YOUR OBJECTIVE - For each line below that contains the string "JSON", copy that line.

## START DATA RECORDS

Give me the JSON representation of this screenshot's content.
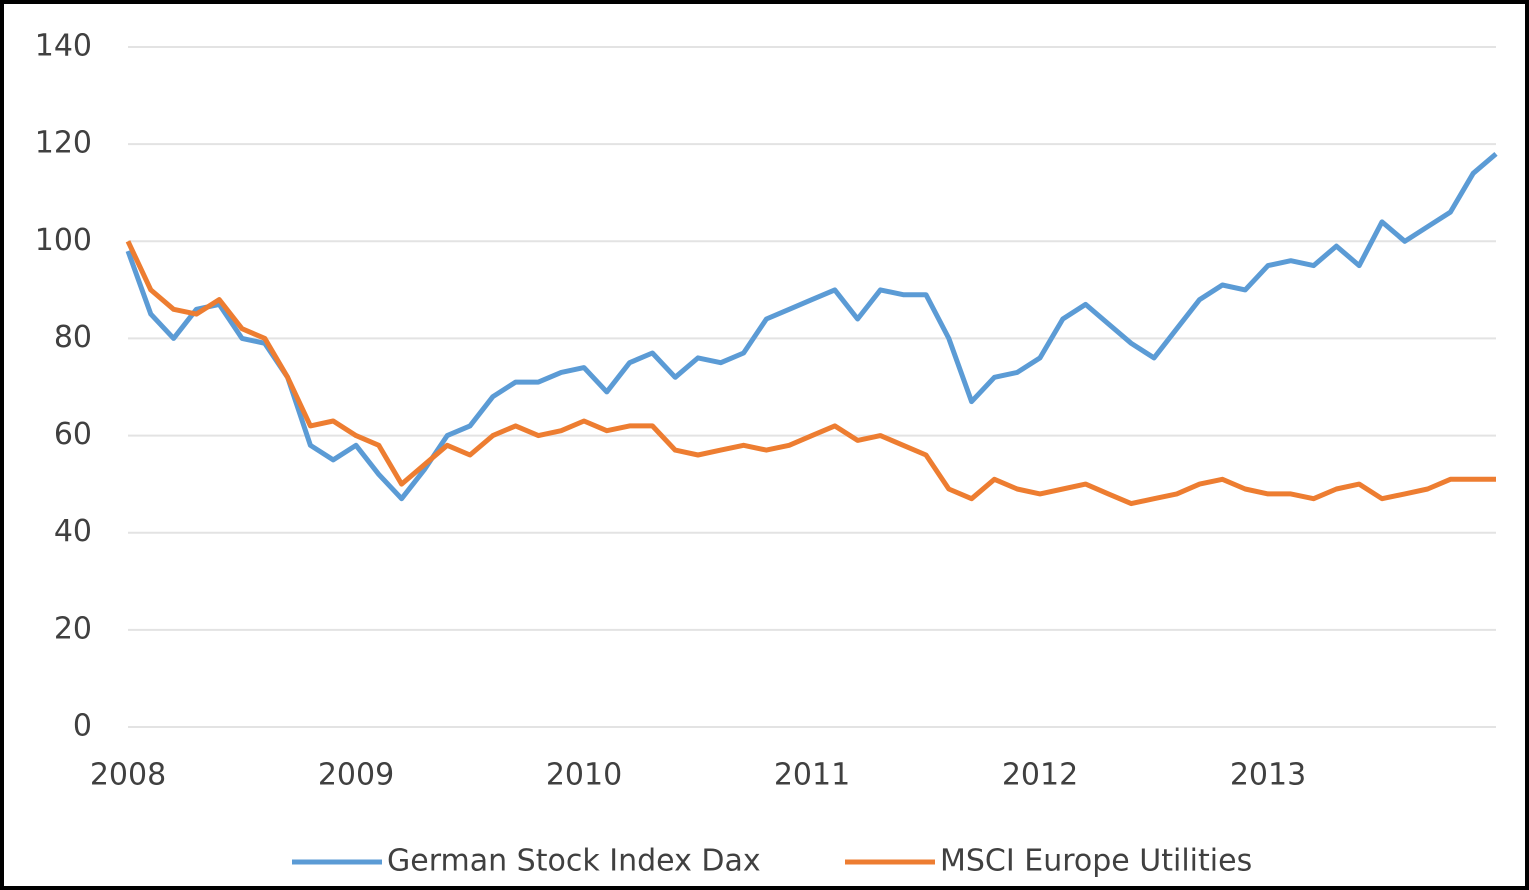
{
  "chart_data": {
    "type": "line",
    "x": [
      2008.0,
      2008.1,
      2008.2,
      2008.3,
      2008.4,
      2008.5,
      2008.6,
      2008.7,
      2008.8,
      2008.9,
      2009.0,
      2009.1,
      2009.2,
      2009.3,
      2009.4,
      2009.5,
      2009.6,
      2009.7,
      2009.8,
      2009.9,
      2010.0,
      2010.1,
      2010.2,
      2010.3,
      2010.4,
      2010.5,
      2010.6,
      2010.7,
      2010.8,
      2010.9,
      2011.0,
      2011.1,
      2011.2,
      2011.3,
      2011.4,
      2011.5,
      2011.6,
      2011.7,
      2011.8,
      2011.9,
      2012.0,
      2012.1,
      2012.2,
      2012.3,
      2012.4,
      2012.5,
      2012.6,
      2012.7,
      2012.8,
      2012.9,
      2013.0,
      2013.1,
      2013.2,
      2013.3,
      2013.4,
      2013.5,
      2013.6,
      2013.7,
      2013.8,
      2013.9,
      2014.0
    ],
    "series": [
      {
        "name": "German Stock Index Dax",
        "color": "#5b9bd5",
        "values": [
          98,
          85,
          80,
          86,
          87,
          80,
          79,
          72,
          58,
          55,
          58,
          52,
          47,
          53,
          60,
          62,
          68,
          71,
          71,
          73,
          74,
          69,
          75,
          77,
          72,
          76,
          75,
          77,
          84,
          86,
          88,
          90,
          84,
          90,
          89,
          89,
          80,
          67,
          72,
          73,
          76,
          84,
          87,
          83,
          79,
          76,
          82,
          88,
          91,
          90,
          95,
          96,
          95,
          99,
          95,
          104,
          100,
          103,
          106,
          114,
          118
        ]
      },
      {
        "name": "MSCI Europe Utilities",
        "color": "#ed7d31",
        "values": [
          100,
          90,
          86,
          85,
          88,
          82,
          80,
          72,
          62,
          63,
          60,
          58,
          50,
          54,
          58,
          56,
          60,
          62,
          60,
          61,
          63,
          61,
          62,
          62,
          57,
          56,
          57,
          58,
          57,
          58,
          60,
          62,
          59,
          60,
          58,
          56,
          49,
          47,
          51,
          49,
          48,
          49,
          50,
          48,
          46,
          47,
          48,
          50,
          51,
          49,
          48,
          48,
          47,
          49,
          50,
          47,
          48,
          49,
          51,
          51,
          51
        ]
      }
    ],
    "xlim": [
      2008,
      2014
    ],
    "xticks": [
      2008,
      2009,
      2010,
      2011,
      2012,
      2013
    ],
    "ylim": [
      0,
      140
    ],
    "yticks": [
      0,
      20,
      40,
      60,
      80,
      100,
      120,
      140
    ],
    "grid": true
  }
}
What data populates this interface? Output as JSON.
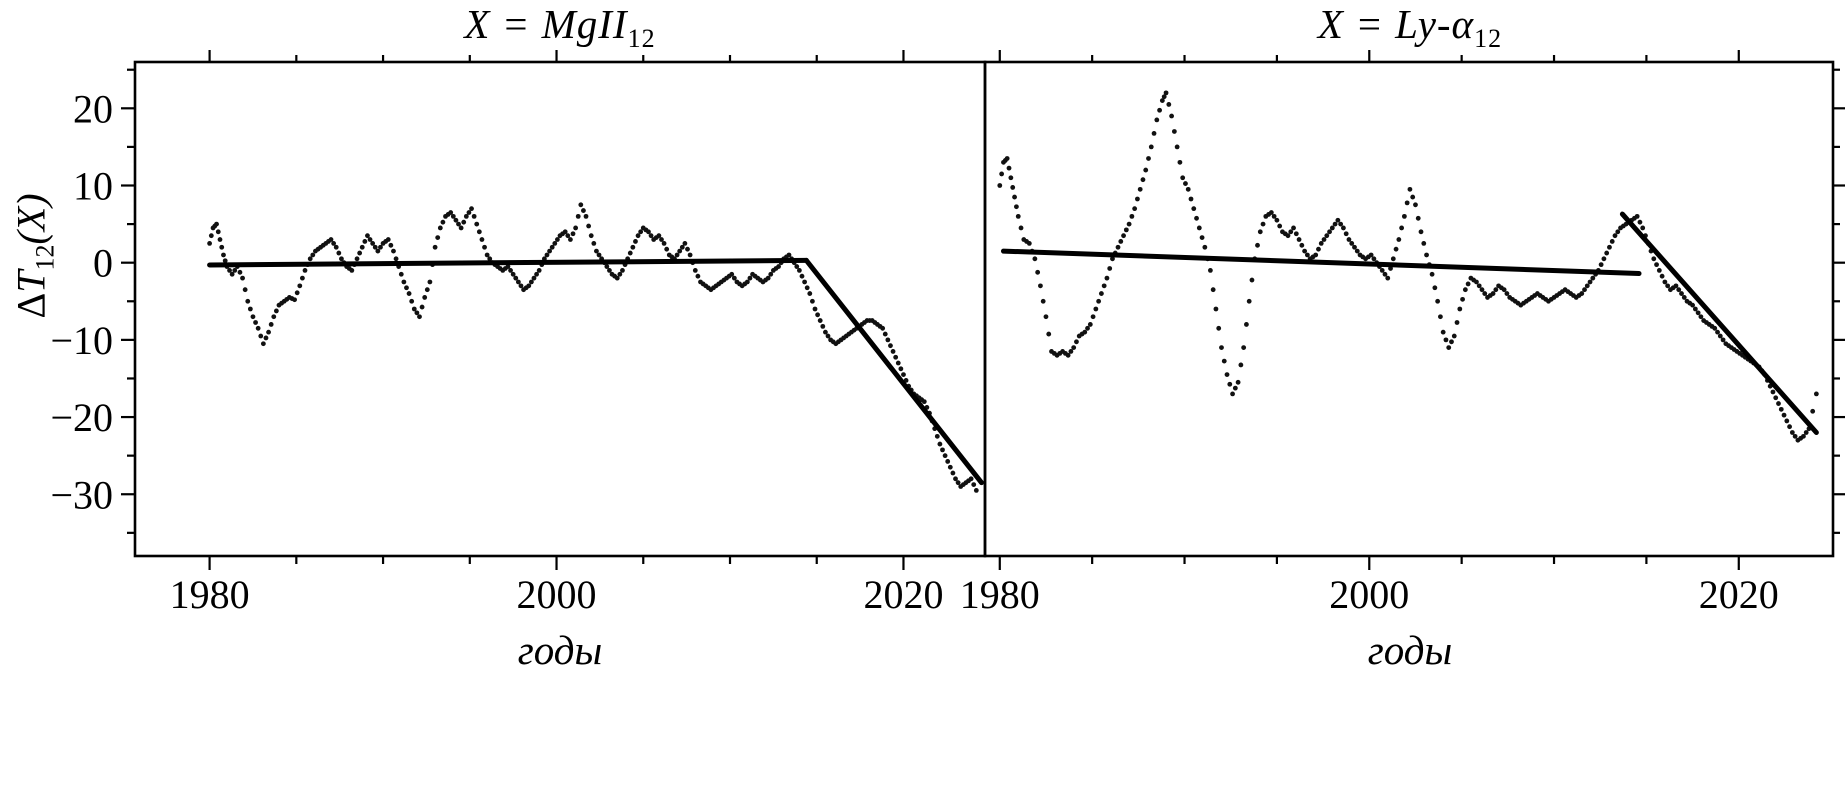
{
  "figure": {
    "background": "#ffffff",
    "axis_color": "#000000",
    "dot_color": "#111111",
    "trend_color": "#000000"
  },
  "axes": {
    "ylabel": {
      "delta": "Δ",
      "main": "T",
      "sub": "12",
      "suffix": "(X)"
    },
    "xlabel": "годы"
  },
  "chart_data": [
    {
      "type": "scatter",
      "title_main": "X = MgII",
      "title_sub": "12",
      "xlabel": "годы",
      "ylabel": "ΔT12(X)",
      "xlim": [
        1975.7,
        2024.7
      ],
      "ylim": [
        -38,
        26
      ],
      "x_major_ticks": [
        1980,
        2000,
        2020
      ],
      "x_minor_ticks": [
        1985,
        1990,
        1995,
        2005,
        2010,
        2015
      ],
      "y_major_ticks": [
        20,
        10,
        0,
        -10,
        -20,
        -30
      ],
      "y_minor_ticks": [
        25,
        15,
        5,
        -5,
        -15,
        -25,
        -35
      ],
      "grid": false,
      "legend": "none",
      "points": [
        [
          1980.0,
          2.5
        ],
        [
          1980.2,
          4.5
        ],
        [
          1980.4,
          5.0
        ],
        [
          1980.6,
          3.0
        ],
        [
          1980.8,
          1.0
        ],
        [
          1981.0,
          -0.5
        ],
        [
          1981.3,
          -1.5
        ],
        [
          1981.6,
          -0.5
        ],
        [
          1981.9,
          -2.0
        ],
        [
          1982.2,
          -5.0
        ],
        [
          1982.5,
          -7.0
        ],
        [
          1982.8,
          -8.5
        ],
        [
          1983.1,
          -10.5
        ],
        [
          1983.4,
          -9.0
        ],
        [
          1983.7,
          -7.0
        ],
        [
          1984.0,
          -5.5
        ],
        [
          1984.3,
          -5.0
        ],
        [
          1984.6,
          -4.5
        ],
        [
          1984.9,
          -4.8
        ],
        [
          1985.2,
          -3.0
        ],
        [
          1985.5,
          -1.0
        ],
        [
          1985.8,
          0.5
        ],
        [
          1986.1,
          1.5
        ],
        [
          1986.4,
          2.0
        ],
        [
          1986.7,
          2.5
        ],
        [
          1987.0,
          3.0
        ],
        [
          1987.3,
          2.0
        ],
        [
          1987.6,
          0.5
        ],
        [
          1987.9,
          -0.5
        ],
        [
          1988.2,
          -1.0
        ],
        [
          1988.5,
          0.5
        ],
        [
          1988.8,
          2.0
        ],
        [
          1989.1,
          3.5
        ],
        [
          1989.4,
          2.5
        ],
        [
          1989.7,
          1.5
        ],
        [
          1990.0,
          2.5
        ],
        [
          1990.3,
          3.0
        ],
        [
          1990.6,
          1.5
        ],
        [
          1990.9,
          -0.5
        ],
        [
          1991.2,
          -2.5
        ],
        [
          1991.5,
          -4.0
        ],
        [
          1991.8,
          -6.0
        ],
        [
          1992.1,
          -7.0
        ],
        [
          1992.4,
          -4.5
        ],
        [
          1992.7,
          -2.5
        ],
        [
          1993.0,
          2.0
        ],
        [
          1993.3,
          4.5
        ],
        [
          1993.6,
          6.0
        ],
        [
          1993.9,
          6.5
        ],
        [
          1994.2,
          5.5
        ],
        [
          1994.5,
          4.5
        ],
        [
          1994.8,
          6.0
        ],
        [
          1995.1,
          7.0
        ],
        [
          1995.4,
          5.0
        ],
        [
          1995.7,
          3.0
        ],
        [
          1996.0,
          1.0
        ],
        [
          1996.3,
          0.0
        ],
        [
          1996.6,
          -0.5
        ],
        [
          1996.9,
          -1.0
        ],
        [
          1997.2,
          -0.5
        ],
        [
          1997.5,
          -1.5
        ],
        [
          1997.8,
          -2.5
        ],
        [
          1998.1,
          -3.5
        ],
        [
          1998.4,
          -3.0
        ],
        [
          1998.7,
          -2.0
        ],
        [
          1999.0,
          -1.0
        ],
        [
          1999.3,
          0.5
        ],
        [
          1999.6,
          1.5
        ],
        [
          1999.9,
          2.5
        ],
        [
          2000.2,
          3.5
        ],
        [
          2000.5,
          4.0
        ],
        [
          2000.8,
          3.0
        ],
        [
          2001.1,
          4.5
        ],
        [
          2001.4,
          7.5
        ],
        [
          2001.7,
          6.0
        ],
        [
          2002.0,
          3.5
        ],
        [
          2002.3,
          1.5
        ],
        [
          2002.6,
          0.5
        ],
        [
          2002.9,
          -0.5
        ],
        [
          2003.2,
          -1.5
        ],
        [
          2003.5,
          -2.0
        ],
        [
          2003.8,
          -1.0
        ],
        [
          2004.1,
          0.5
        ],
        [
          2004.4,
          2.0
        ],
        [
          2004.7,
          3.5
        ],
        [
          2005.0,
          4.5
        ],
        [
          2005.3,
          4.0
        ],
        [
          2005.6,
          3.0
        ],
        [
          2005.9,
          3.5
        ],
        [
          2006.2,
          2.5
        ],
        [
          2006.5,
          1.0
        ],
        [
          2006.8,
          0.5
        ],
        [
          2007.1,
          1.5
        ],
        [
          2007.4,
          2.5
        ],
        [
          2007.7,
          1.0
        ],
        [
          2008.0,
          -1.0
        ],
        [
          2008.3,
          -2.5
        ],
        [
          2008.6,
          -3.0
        ],
        [
          2008.9,
          -3.5
        ],
        [
          2009.2,
          -3.0
        ],
        [
          2009.5,
          -2.5
        ],
        [
          2009.8,
          -2.0
        ],
        [
          2010.1,
          -1.5
        ],
        [
          2010.4,
          -2.5
        ],
        [
          2010.7,
          -3.0
        ],
        [
          2011.0,
          -2.5
        ],
        [
          2011.3,
          -1.5
        ],
        [
          2011.6,
          -2.0
        ],
        [
          2011.9,
          -2.5
        ],
        [
          2012.2,
          -2.0
        ],
        [
          2012.5,
          -1.0
        ],
        [
          2012.8,
          -0.5
        ],
        [
          2013.1,
          0.5
        ],
        [
          2013.4,
          1.0
        ],
        [
          2013.7,
          0.0
        ],
        [
          2014.0,
          -1.0
        ],
        [
          2014.3,
          -2.5
        ],
        [
          2014.6,
          -4.0
        ],
        [
          2014.9,
          -6.0
        ],
        [
          2015.2,
          -7.5
        ],
        [
          2015.5,
          -9.0
        ],
        [
          2015.8,
          -10.0
        ],
        [
          2016.1,
          -10.5
        ],
        [
          2016.4,
          -10.0
        ],
        [
          2016.7,
          -9.5
        ],
        [
          2017.0,
          -9.0
        ],
        [
          2017.3,
          -8.5
        ],
        [
          2017.6,
          -8.0
        ],
        [
          2017.9,
          -7.5
        ],
        [
          2018.2,
          -7.5
        ],
        [
          2018.5,
          -8.0
        ],
        [
          2018.8,
          -8.5
        ],
        [
          2019.1,
          -10.0
        ],
        [
          2019.4,
          -11.5
        ],
        [
          2019.7,
          -13.0
        ],
        [
          2020.0,
          -14.5
        ],
        [
          2020.3,
          -16.0
        ],
        [
          2020.6,
          -17.0
        ],
        [
          2020.9,
          -17.5
        ],
        [
          2021.2,
          -18.0
        ],
        [
          2021.5,
          -19.5
        ],
        [
          2021.8,
          -21.5
        ],
        [
          2022.1,
          -23.5
        ],
        [
          2022.4,
          -25.0
        ],
        [
          2022.7,
          -26.5
        ],
        [
          2023.0,
          -28.0
        ],
        [
          2023.3,
          -29.0
        ],
        [
          2023.6,
          -28.5
        ],
        [
          2023.9,
          -28.0
        ],
        [
          2024.2,
          -29.5
        ]
      ],
      "trend_segments": [
        {
          "x1": 1980.0,
          "y1": -0.3,
          "x2": 2014.4,
          "y2": 0.3
        },
        {
          "x1": 2014.4,
          "y1": 0.3,
          "x2": 2024.5,
          "y2": -28.5
        }
      ]
    },
    {
      "type": "scatter",
      "title_main": "X = Ly-α",
      "title_sub": "12",
      "xlabel": "годы",
      "ylabel": "ΔT12(X)",
      "xlim": [
        1979.2,
        2025.1
      ],
      "ylim": [
        -38,
        26
      ],
      "x_major_ticks": [
        1980,
        2000,
        2020
      ],
      "x_minor_ticks": [
        1985,
        1990,
        1995,
        2005,
        2010,
        2015
      ],
      "y_major_ticks": [
        20,
        10,
        0,
        -10,
        -20,
        -30
      ],
      "y_minor_ticks": [
        25,
        15,
        5,
        -5,
        -15,
        -25,
        -35
      ],
      "grid": false,
      "legend": "none",
      "points": [
        [
          1980.0,
          10.0
        ],
        [
          1980.2,
          13.0
        ],
        [
          1980.4,
          13.5
        ],
        [
          1980.6,
          11.0
        ],
        [
          1980.8,
          8.5
        ],
        [
          1981.0,
          6.0
        ],
        [
          1981.3,
          3.0
        ],
        [
          1981.6,
          2.5
        ],
        [
          1981.9,
          0.5
        ],
        [
          1982.2,
          -3.0
        ],
        [
          1982.5,
          -7.0
        ],
        [
          1982.8,
          -11.5
        ],
        [
          1983.1,
          -12.0
        ],
        [
          1983.4,
          -11.5
        ],
        [
          1983.7,
          -12.0
        ],
        [
          1984.0,
          -11.0
        ],
        [
          1984.3,
          -9.5
        ],
        [
          1984.6,
          -9.0
        ],
        [
          1984.9,
          -8.0
        ],
        [
          1985.2,
          -6.0
        ],
        [
          1985.5,
          -4.0
        ],
        [
          1985.8,
          -2.0
        ],
        [
          1986.1,
          0.5
        ],
        [
          1986.4,
          2.0
        ],
        [
          1986.7,
          3.5
        ],
        [
          1987.0,
          5.0
        ],
        [
          1987.3,
          7.0
        ],
        [
          1987.6,
          9.5
        ],
        [
          1987.9,
          12.0
        ],
        [
          1988.2,
          15.0
        ],
        [
          1988.5,
          18.5
        ],
        [
          1988.8,
          21.0
        ],
        [
          1989.0,
          22.0
        ],
        [
          1989.3,
          19.0
        ],
        [
          1989.6,
          15.0
        ],
        [
          1989.9,
          11.0
        ],
        [
          1990.2,
          9.5
        ],
        [
          1990.5,
          7.0
        ],
        [
          1990.8,
          4.5
        ],
        [
          1991.1,
          2.0
        ],
        [
          1991.4,
          -1.0
        ],
        [
          1991.7,
          -6.0
        ],
        [
          1992.0,
          -11.0
        ],
        [
          1992.3,
          -14.5
        ],
        [
          1992.6,
          -17.0
        ],
        [
          1992.9,
          -15.5
        ],
        [
          1993.2,
          -11.0
        ],
        [
          1993.5,
          -5.0
        ],
        [
          1993.8,
          0.5
        ],
        [
          1994.1,
          4.0
        ],
        [
          1994.4,
          6.0
        ],
        [
          1994.7,
          6.5
        ],
        [
          1995.0,
          5.5
        ],
        [
          1995.3,
          4.0
        ],
        [
          1995.6,
          3.5
        ],
        [
          1995.9,
          4.5
        ],
        [
          1996.2,
          3.0
        ],
        [
          1996.5,
          1.5
        ],
        [
          1996.8,
          0.5
        ],
        [
          1997.1,
          1.0
        ],
        [
          1997.4,
          2.5
        ],
        [
          1997.7,
          3.5
        ],
        [
          1998.0,
          4.5
        ],
        [
          1998.3,
          5.5
        ],
        [
          1998.6,
          4.5
        ],
        [
          1998.9,
          3.0
        ],
        [
          1999.2,
          2.0
        ],
        [
          1999.5,
          1.0
        ],
        [
          1999.8,
          0.5
        ],
        [
          2000.1,
          1.0
        ],
        [
          2000.4,
          0.0
        ],
        [
          2000.7,
          -1.0
        ],
        [
          2001.0,
          -2.0
        ],
        [
          2001.3,
          0.5
        ],
        [
          2001.6,
          3.0
        ],
        [
          2001.9,
          6.0
        ],
        [
          2002.2,
          9.5
        ],
        [
          2002.5,
          7.5
        ],
        [
          2002.8,
          4.0
        ],
        [
          2003.1,
          1.0
        ],
        [
          2003.4,
          -1.5
        ],
        [
          2003.7,
          -5.0
        ],
        [
          2004.0,
          -9.0
        ],
        [
          2004.3,
          -11.0
        ],
        [
          2004.6,
          -9.5
        ],
        [
          2004.9,
          -6.0
        ],
        [
          2005.2,
          -3.5
        ],
        [
          2005.5,
          -2.0
        ],
        [
          2005.8,
          -2.5
        ],
        [
          2006.1,
          -3.5
        ],
        [
          2006.4,
          -4.5
        ],
        [
          2006.7,
          -4.0
        ],
        [
          2007.0,
          -3.0
        ],
        [
          2007.3,
          -3.5
        ],
        [
          2007.6,
          -4.5
        ],
        [
          2007.9,
          -5.0
        ],
        [
          2008.2,
          -5.5
        ],
        [
          2008.5,
          -5.0
        ],
        [
          2008.8,
          -4.5
        ],
        [
          2009.1,
          -4.0
        ],
        [
          2009.4,
          -4.5
        ],
        [
          2009.7,
          -5.0
        ],
        [
          2010.0,
          -4.5
        ],
        [
          2010.3,
          -4.0
        ],
        [
          2010.6,
          -3.5
        ],
        [
          2010.9,
          -4.0
        ],
        [
          2011.2,
          -4.5
        ],
        [
          2011.5,
          -4.0
        ],
        [
          2011.8,
          -3.0
        ],
        [
          2012.1,
          -2.0
        ],
        [
          2012.4,
          -1.0
        ],
        [
          2012.7,
          0.5
        ],
        [
          2013.0,
          2.0
        ],
        [
          2013.3,
          3.5
        ],
        [
          2013.6,
          4.5
        ],
        [
          2013.9,
          5.0
        ],
        [
          2014.2,
          5.5
        ],
        [
          2014.5,
          6.0
        ],
        [
          2014.8,
          4.5
        ],
        [
          2015.1,
          2.5
        ],
        [
          2015.4,
          0.5
        ],
        [
          2015.7,
          -1.0
        ],
        [
          2016.0,
          -2.5
        ],
        [
          2016.3,
          -3.5
        ],
        [
          2016.6,
          -3.0
        ],
        [
          2016.9,
          -4.0
        ],
        [
          2017.2,
          -5.0
        ],
        [
          2017.5,
          -5.5
        ],
        [
          2017.8,
          -6.5
        ],
        [
          2018.1,
          -7.5
        ],
        [
          2018.4,
          -8.0
        ],
        [
          2018.7,
          -8.5
        ],
        [
          2019.0,
          -9.5
        ],
        [
          2019.3,
          -10.5
        ],
        [
          2019.6,
          -11.0
        ],
        [
          2019.9,
          -11.5
        ],
        [
          2020.2,
          -12.0
        ],
        [
          2020.5,
          -12.5
        ],
        [
          2020.8,
          -13.0
        ],
        [
          2021.1,
          -13.5
        ],
        [
          2021.4,
          -14.5
        ],
        [
          2021.7,
          -16.0
        ],
        [
          2022.0,
          -17.5
        ],
        [
          2022.3,
          -19.0
        ],
        [
          2022.6,
          -20.5
        ],
        [
          2022.9,
          -22.0
        ],
        [
          2023.2,
          -23.0
        ],
        [
          2023.5,
          -22.5
        ],
        [
          2023.8,
          -21.5
        ],
        [
          2024.2,
          -17.0
        ]
      ],
      "trend_segments": [
        {
          "x1": 1980.2,
          "y1": 1.5,
          "x2": 2014.6,
          "y2": -1.4
        },
        {
          "x1": 2013.7,
          "y1": 6.3,
          "x2": 2024.2,
          "y2": -22.0
        }
      ]
    }
  ]
}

## END DATA RECORDS

FINISHED TASK -
Give me the JSON representation of this screenshot's content.
What data populates this interface? Output as JSON.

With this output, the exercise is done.